» **What to produce**
How many of the lines below include "comme"? Give the number and no other words.

» **Dataset content**
---------------

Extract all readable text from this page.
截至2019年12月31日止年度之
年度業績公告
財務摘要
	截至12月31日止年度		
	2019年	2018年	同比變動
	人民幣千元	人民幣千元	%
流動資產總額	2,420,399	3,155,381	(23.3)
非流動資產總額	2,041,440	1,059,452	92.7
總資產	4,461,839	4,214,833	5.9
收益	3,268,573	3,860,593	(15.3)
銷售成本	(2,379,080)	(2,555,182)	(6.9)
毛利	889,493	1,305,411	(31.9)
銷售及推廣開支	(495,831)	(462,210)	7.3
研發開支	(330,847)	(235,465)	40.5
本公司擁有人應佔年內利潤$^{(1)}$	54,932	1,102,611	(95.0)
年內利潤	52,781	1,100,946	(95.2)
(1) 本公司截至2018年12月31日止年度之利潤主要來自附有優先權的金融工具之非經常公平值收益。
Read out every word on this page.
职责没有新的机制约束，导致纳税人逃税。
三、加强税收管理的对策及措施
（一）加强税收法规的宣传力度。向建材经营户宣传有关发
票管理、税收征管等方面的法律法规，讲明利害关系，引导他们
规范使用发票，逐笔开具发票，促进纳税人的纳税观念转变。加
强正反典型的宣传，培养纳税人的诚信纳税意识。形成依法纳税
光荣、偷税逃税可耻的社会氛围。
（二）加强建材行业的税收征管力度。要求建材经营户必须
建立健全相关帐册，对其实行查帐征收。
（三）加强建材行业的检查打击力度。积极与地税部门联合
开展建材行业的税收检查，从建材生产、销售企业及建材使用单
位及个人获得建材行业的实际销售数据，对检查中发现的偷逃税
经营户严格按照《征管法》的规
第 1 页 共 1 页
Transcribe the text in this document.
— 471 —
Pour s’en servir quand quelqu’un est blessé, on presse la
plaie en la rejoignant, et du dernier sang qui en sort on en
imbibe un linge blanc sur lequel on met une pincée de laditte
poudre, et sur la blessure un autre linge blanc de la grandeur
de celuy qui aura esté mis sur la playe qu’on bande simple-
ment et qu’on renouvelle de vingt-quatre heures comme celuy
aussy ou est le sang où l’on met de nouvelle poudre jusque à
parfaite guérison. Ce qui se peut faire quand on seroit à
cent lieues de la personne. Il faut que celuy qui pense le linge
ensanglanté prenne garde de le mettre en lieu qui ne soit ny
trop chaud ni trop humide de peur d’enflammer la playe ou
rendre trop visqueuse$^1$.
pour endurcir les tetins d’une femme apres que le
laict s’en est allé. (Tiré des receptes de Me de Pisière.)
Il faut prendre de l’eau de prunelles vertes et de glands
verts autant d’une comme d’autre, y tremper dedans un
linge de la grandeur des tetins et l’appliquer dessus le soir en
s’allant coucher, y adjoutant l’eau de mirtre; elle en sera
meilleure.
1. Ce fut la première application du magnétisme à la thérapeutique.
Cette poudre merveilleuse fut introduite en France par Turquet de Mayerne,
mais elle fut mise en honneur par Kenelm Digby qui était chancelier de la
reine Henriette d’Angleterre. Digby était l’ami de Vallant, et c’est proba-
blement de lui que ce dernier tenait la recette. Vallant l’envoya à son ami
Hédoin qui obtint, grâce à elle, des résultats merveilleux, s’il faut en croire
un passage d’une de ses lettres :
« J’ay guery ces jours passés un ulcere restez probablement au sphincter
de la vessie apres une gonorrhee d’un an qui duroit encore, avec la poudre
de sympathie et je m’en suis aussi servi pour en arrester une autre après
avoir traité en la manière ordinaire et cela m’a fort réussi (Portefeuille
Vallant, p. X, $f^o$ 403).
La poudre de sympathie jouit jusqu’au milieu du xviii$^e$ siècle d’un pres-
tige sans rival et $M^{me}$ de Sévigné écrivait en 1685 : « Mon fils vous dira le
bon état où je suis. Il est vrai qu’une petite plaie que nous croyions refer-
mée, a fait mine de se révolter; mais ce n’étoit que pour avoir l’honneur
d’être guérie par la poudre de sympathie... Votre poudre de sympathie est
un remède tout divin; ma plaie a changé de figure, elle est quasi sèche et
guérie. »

---------------

» **Correct response**
2